Task objective
Copy the entries word for word, starting at their very first line and ending with the line that contains "header-bearbeiten: BEARBEITEN xyxy=(1650,233,1729,247)", with both of those lines included.
## begin Data section
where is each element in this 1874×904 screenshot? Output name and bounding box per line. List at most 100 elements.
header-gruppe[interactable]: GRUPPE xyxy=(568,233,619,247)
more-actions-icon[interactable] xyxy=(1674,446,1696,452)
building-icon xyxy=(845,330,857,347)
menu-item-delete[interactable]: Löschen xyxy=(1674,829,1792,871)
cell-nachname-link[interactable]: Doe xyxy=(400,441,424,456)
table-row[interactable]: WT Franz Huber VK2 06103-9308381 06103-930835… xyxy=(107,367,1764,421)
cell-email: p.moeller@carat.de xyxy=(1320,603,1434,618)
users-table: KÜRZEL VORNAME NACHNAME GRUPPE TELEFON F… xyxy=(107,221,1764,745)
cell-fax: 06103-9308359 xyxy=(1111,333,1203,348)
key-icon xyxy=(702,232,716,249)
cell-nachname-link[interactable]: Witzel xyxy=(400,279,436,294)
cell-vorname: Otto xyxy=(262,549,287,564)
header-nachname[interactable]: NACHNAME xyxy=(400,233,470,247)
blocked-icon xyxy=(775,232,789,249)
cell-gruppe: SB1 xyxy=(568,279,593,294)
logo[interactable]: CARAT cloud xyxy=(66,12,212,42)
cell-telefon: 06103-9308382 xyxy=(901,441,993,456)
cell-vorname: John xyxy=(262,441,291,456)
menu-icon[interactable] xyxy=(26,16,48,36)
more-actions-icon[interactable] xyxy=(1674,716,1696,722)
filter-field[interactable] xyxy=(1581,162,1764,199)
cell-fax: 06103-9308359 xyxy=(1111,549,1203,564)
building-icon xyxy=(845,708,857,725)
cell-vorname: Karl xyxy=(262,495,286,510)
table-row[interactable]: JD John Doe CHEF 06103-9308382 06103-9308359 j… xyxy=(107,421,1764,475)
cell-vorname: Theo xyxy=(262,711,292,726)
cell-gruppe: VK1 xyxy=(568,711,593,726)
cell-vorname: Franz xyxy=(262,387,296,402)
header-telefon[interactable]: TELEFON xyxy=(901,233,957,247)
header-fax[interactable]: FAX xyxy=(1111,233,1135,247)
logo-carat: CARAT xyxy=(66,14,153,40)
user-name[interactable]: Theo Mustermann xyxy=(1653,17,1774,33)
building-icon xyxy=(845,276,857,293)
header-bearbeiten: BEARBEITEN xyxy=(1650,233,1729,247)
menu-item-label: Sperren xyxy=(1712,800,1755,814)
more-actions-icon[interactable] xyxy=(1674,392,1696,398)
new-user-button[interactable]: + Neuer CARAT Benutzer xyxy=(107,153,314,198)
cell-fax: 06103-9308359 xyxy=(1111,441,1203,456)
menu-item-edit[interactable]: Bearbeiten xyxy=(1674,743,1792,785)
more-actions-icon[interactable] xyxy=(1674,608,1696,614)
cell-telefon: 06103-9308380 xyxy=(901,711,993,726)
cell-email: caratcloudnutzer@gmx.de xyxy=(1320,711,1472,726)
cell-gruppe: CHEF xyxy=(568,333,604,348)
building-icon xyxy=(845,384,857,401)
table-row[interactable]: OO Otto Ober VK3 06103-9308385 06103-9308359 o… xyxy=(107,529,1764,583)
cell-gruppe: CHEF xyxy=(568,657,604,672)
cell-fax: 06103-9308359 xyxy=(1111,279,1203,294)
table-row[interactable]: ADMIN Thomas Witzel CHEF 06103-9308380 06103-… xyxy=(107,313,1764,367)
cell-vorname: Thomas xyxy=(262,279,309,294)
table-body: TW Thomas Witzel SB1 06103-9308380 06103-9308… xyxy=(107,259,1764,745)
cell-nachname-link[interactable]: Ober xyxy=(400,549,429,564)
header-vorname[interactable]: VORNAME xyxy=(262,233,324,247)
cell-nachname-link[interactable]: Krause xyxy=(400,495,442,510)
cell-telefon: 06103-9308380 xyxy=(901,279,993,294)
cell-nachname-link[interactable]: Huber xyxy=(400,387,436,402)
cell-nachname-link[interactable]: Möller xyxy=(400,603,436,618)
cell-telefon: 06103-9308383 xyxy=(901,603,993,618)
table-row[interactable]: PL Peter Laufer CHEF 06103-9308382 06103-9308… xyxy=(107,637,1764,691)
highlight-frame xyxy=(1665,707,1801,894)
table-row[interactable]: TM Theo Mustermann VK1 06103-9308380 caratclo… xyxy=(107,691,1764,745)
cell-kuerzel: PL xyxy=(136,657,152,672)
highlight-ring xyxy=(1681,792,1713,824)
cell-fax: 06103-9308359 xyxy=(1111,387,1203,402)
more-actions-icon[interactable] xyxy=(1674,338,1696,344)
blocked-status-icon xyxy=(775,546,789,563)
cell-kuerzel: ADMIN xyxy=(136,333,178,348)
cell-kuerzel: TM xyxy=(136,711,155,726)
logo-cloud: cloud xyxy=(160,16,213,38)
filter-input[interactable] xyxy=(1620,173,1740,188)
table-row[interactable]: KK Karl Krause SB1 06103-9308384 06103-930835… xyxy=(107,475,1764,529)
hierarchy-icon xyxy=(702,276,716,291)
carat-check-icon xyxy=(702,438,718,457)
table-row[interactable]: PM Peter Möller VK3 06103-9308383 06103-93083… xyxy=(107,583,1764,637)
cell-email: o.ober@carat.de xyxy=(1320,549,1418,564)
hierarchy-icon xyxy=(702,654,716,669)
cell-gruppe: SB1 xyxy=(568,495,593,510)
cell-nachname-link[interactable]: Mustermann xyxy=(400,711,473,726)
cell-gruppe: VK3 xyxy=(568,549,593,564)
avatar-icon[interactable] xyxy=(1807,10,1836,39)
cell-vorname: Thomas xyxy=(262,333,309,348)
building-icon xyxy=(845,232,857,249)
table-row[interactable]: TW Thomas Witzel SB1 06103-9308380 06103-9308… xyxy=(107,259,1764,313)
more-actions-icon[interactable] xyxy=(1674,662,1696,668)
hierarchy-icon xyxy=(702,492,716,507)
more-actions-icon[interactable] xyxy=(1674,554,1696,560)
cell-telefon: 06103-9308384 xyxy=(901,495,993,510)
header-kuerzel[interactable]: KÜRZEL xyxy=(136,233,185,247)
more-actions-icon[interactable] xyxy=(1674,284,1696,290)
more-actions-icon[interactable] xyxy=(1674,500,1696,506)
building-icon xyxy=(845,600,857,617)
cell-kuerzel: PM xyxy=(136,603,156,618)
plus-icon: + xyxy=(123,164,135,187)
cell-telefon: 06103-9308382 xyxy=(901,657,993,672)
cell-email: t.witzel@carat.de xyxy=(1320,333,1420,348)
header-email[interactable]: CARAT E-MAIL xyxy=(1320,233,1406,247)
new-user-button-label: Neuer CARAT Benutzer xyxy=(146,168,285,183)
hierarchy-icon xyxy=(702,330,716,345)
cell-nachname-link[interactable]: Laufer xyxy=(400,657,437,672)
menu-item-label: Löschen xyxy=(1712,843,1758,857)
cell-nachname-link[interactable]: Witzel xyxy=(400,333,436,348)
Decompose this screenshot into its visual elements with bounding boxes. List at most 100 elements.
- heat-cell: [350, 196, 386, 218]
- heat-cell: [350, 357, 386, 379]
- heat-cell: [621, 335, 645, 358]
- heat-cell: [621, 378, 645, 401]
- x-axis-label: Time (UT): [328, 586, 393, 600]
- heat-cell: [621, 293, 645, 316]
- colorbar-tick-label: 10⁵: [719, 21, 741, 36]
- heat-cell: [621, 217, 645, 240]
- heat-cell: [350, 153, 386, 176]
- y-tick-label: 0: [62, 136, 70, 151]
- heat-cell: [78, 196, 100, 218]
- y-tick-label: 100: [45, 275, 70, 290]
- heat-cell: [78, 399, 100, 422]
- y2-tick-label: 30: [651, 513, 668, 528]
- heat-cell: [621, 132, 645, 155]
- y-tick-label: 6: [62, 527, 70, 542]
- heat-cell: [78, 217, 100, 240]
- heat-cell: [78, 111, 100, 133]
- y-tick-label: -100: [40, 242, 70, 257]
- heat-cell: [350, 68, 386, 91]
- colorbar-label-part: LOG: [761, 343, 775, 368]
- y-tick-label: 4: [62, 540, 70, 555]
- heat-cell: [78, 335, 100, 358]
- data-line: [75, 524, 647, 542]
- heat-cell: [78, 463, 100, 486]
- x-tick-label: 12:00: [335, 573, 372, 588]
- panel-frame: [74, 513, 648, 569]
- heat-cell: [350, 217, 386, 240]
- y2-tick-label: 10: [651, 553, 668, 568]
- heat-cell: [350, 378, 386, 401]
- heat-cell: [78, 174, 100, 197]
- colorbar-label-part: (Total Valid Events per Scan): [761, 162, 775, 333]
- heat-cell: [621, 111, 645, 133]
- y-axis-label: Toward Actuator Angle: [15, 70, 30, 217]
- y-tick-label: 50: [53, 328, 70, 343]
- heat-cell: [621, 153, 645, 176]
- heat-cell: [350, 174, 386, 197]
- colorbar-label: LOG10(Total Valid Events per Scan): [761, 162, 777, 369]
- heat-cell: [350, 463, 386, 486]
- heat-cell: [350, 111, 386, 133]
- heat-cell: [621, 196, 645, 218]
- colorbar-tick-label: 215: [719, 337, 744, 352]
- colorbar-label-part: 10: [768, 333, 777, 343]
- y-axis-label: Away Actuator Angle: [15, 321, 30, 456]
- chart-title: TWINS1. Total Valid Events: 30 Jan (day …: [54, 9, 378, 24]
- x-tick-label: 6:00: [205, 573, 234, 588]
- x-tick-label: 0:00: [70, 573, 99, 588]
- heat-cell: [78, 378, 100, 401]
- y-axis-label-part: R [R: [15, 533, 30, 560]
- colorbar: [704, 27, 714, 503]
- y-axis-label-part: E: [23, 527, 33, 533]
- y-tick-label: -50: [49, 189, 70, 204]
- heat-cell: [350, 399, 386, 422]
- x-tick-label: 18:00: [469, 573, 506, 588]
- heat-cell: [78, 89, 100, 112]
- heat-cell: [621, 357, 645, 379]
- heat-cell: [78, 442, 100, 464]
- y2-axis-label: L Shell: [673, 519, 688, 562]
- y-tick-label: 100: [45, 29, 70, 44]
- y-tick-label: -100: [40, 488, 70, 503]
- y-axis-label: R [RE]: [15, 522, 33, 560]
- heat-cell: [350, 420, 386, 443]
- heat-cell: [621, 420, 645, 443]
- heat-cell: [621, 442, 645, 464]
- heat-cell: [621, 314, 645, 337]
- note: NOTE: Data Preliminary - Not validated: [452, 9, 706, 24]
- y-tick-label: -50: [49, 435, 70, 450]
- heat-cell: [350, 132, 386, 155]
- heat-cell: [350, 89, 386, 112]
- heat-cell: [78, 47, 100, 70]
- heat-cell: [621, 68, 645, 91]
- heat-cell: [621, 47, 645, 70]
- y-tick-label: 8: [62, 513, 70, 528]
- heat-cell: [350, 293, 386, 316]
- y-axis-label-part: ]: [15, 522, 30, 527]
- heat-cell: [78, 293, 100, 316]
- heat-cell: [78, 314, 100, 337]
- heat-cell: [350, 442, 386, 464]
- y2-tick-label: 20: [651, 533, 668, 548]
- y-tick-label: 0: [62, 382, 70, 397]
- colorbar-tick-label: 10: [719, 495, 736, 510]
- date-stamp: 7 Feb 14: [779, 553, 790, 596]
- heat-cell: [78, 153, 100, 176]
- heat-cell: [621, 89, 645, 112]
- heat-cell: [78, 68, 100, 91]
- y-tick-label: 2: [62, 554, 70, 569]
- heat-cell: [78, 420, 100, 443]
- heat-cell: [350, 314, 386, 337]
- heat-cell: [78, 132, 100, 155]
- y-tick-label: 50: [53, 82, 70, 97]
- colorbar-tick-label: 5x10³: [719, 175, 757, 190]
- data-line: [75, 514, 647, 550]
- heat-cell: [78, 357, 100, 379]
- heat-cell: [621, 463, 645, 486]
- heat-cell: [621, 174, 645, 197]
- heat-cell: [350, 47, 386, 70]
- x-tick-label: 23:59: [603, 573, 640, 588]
## end Data section
Reply to the task
where is each element in this 1874×904 screenshot? Output name and bounding box per line. List at most 100 elements.
header-gruppe[interactable]: GRUPPE xyxy=(568,233,619,247)
more-actions-icon[interactable] xyxy=(1674,446,1696,452)
building-icon xyxy=(845,330,857,347)
menu-item-delete[interactable]: Löschen xyxy=(1674,829,1792,871)
cell-nachname-link[interactable]: Doe xyxy=(400,441,424,456)
table-row[interactable]: WT Franz Huber VK2 06103-9308381 06103-930835… xyxy=(107,367,1764,421)
cell-email: p.moeller@carat.de xyxy=(1320,603,1434,618)
users-table: KÜRZEL VORNAME NACHNAME GRUPPE TELEFON F… xyxy=(107,221,1764,745)
cell-fax: 06103-9308359 xyxy=(1111,333,1203,348)
key-icon xyxy=(702,232,716,249)
cell-nachname-link[interactable]: Witzel xyxy=(400,279,436,294)
cell-vorname: Otto xyxy=(262,549,287,564)
header-nachname[interactable]: NACHNAME xyxy=(400,233,470,247)
blocked-icon xyxy=(775,232,789,249)
cell-gruppe: SB1 xyxy=(568,279,593,294)
logo[interactable]: CARAT cloud xyxy=(66,12,212,42)
cell-telefon: 06103-9308382 xyxy=(901,441,993,456)
cell-vorname: John xyxy=(262,441,291,456)
menu-icon[interactable] xyxy=(26,16,48,36)
more-actions-icon[interactable] xyxy=(1674,716,1696,722)
filter-field[interactable] xyxy=(1581,162,1764,199)
cell-fax: 06103-9308359 xyxy=(1111,549,1203,564)
building-icon xyxy=(845,708,857,725)
cell-vorname: Karl xyxy=(262,495,286,510)
table-row[interactable]: JD John Doe CHEF 06103-9308382 06103-9308359 j… xyxy=(107,421,1764,475)
cell-vorname: Theo xyxy=(262,711,292,726)
cell-gruppe: VK1 xyxy=(568,711,593,726)
cell-vorname: Franz xyxy=(262,387,296,402)
header-telefon[interactable]: TELEFON xyxy=(901,233,957,247)
header-fax[interactable]: FAX xyxy=(1111,233,1135,247)
logo-carat: CARAT xyxy=(66,14,153,40)
user-name[interactable]: Theo Mustermann xyxy=(1653,17,1774,33)
building-icon xyxy=(845,276,857,293)
header-bearbeiten: BEARBEITEN xyxy=(1650,233,1729,247)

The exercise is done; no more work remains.